§ **STATED PROBLEM**
Copy the material that follows word for word and omit its pictures.

§ **DATA LISTING**
◆ ◆ ◆ ◆

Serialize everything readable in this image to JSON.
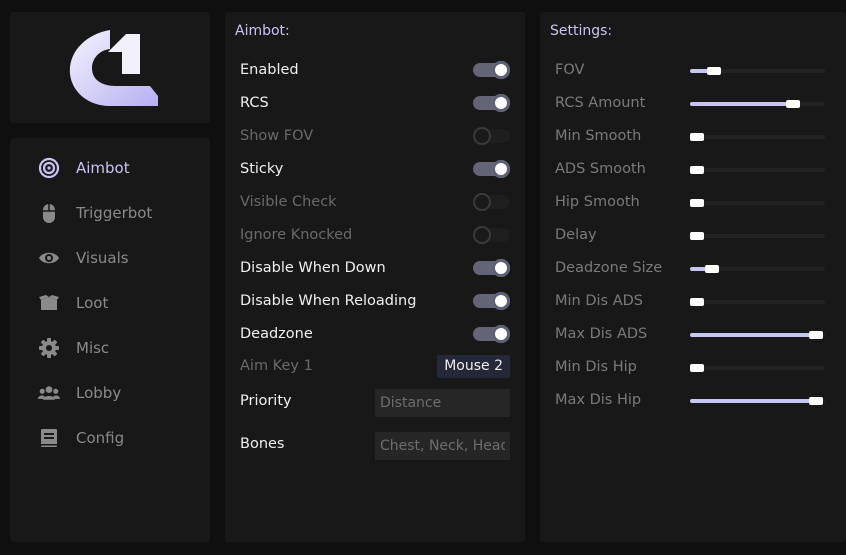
{
  "nav": {
    "items": [
      {
        "label": "Aimbot",
        "icon": "target-icon",
        "active": true
      },
      {
        "label": "Triggerbot",
        "icon": "mouse-icon",
        "active": false
      },
      {
        "label": "Visuals",
        "icon": "eye-icon",
        "active": false
      },
      {
        "label": "Loot",
        "icon": "box-icon",
        "active": false
      },
      {
        "label": "Misc",
        "icon": "gear-icon",
        "active": false
      },
      {
        "label": "Lobby",
        "icon": "users-icon",
        "active": false
      },
      {
        "label": "Config",
        "icon": "book-icon",
        "active": false
      }
    ]
  },
  "aimbot": {
    "title": "Aimbot:",
    "toggles": [
      {
        "label": "Enabled",
        "on": true
      },
      {
        "label": "RCS",
        "on": true
      },
      {
        "label": "Show FOV",
        "on": false
      },
      {
        "label": "Sticky",
        "on": true
      },
      {
        "label": "Visible Check",
        "on": false
      },
      {
        "label": "Ignore Knocked",
        "on": false
      },
      {
        "label": "Disable When Down",
        "on": true
      },
      {
        "label": "Disable When Reloading",
        "on": true
      },
      {
        "label": "Deadzone",
        "on": true
      }
    ],
    "aim_key": {
      "label": "Aim Key 1",
      "value": "Mouse 2"
    },
    "priority": {
      "label": "Priority",
      "placeholder": "Distance"
    },
    "bones": {
      "label": "Bones",
      "placeholder": "Chest, Neck, Head"
    }
  },
  "settings": {
    "title": "Settings:",
    "sliders": [
      {
        "label": "FOV",
        "value": 0.18
      },
      {
        "label": "RCS Amount",
        "value": 0.76
      },
      {
        "label": "Min Smooth",
        "value": 0.05
      },
      {
        "label": "ADS Smooth",
        "value": 0.05
      },
      {
        "label": "Hip Smooth",
        "value": 0.05
      },
      {
        "label": "Delay",
        "value": 0.05
      },
      {
        "label": "Deadzone Size",
        "value": 0.16
      },
      {
        "label": "Min Dis ADS",
        "value": 0.05
      },
      {
        "label": "Max Dis ADS",
        "value": 0.93
      },
      {
        "label": "Min Dis Hip",
        "value": 0.05
      },
      {
        "label": "Max Dis Hip",
        "value": 0.93
      }
    ]
  },
  "colors": {
    "accent": "#c9c4f3",
    "panel": "#181818",
    "background": "#0f0f0f"
  }
}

◆ ◆ ◆ ◆

§ **FINISHED TASK**
Serialize everything readable in this image to JSON.
{
  "nav": {
    "items": [
      {
        "label": "Aimbot",
        "icon": "target-icon",
        "active": true
      },
      {
        "label": "Triggerbot",
        "icon": "mouse-icon",
        "active": false
      },
      {
        "label": "Visuals",
        "icon": "eye-icon",
        "active": false
      },
      {
        "label": "Loot",
        "icon": "box-icon",
        "active": false
      },
      {
        "label": "Misc",
        "icon": "gear-icon",
        "active": false
      },
      {
        "label": "Lobby",
        "icon": "users-icon",
        "active": false
      },
      {
        "label": "Config",
        "icon": "book-icon",
        "active": false
      }
    ]
  },
  "aimbot": {
    "title": "Aimbot:",
    "toggles": [
      {
        "label": "Enabled",
        "on": true
      },
      {
        "label": "RCS",
        "on": true
      },
      {
        "label": "Show FOV",
        "on": false
      },
      {
        "label": "Sticky",
        "on": true
      },
      {
        "label": "Visible Check",
        "on": false
      },
      {
        "label": "Ignore Knocked",
        "on": false
      },
      {
        "label": "Disable When Down",
        "on": true
      },
      {
        "label": "Disable When Reloading",
        "on": true
      },
      {
        "label": "Deadzone",
        "on": true
      }
    ],
    "aim_key": {
      "label": "Aim Key 1",
      "value": "Mouse 2"
    },
    "priority": {
      "label": "Priority",
      "placeholder": "Distance"
    },
    "bones": {
      "label": "Bones",
      "placeholder": "Chest, Neck, Head"
    }
  },
  "settings": {
    "title": "Settings:",
    "sliders": [
      {
        "label": "FOV",
        "value": 0.18
      },
      {
        "label": "RCS Amount",
        "value": 0.76
      },
      {
        "label": "Min Smooth",
        "value": 0.05
      },
      {
        "label": "ADS Smooth",
        "value": 0.05
      },
      {
        "label": "Hip Smooth",
        "value": 0.05
      },
      {
        "label": "Delay",
        "value": 0.05
      },
      {
        "label": "Deadzone Size",
        "value": 0.16
      },
      {
        "label": "Min Dis ADS",
        "value": 0.05
      },
      {
        "label": "Max Dis ADS",
        "value": 0.93
      },
      {
        "label": "Min Dis Hip",
        "value": 0.05
      },
      {
        "label": "Max Dis Hip",
        "value": 0.93
      }
    ]
  },
  "colors": {
    "accent": "#c9c4f3",
    "panel": "#181818",
    "background": "#0f0f0f"
  }
}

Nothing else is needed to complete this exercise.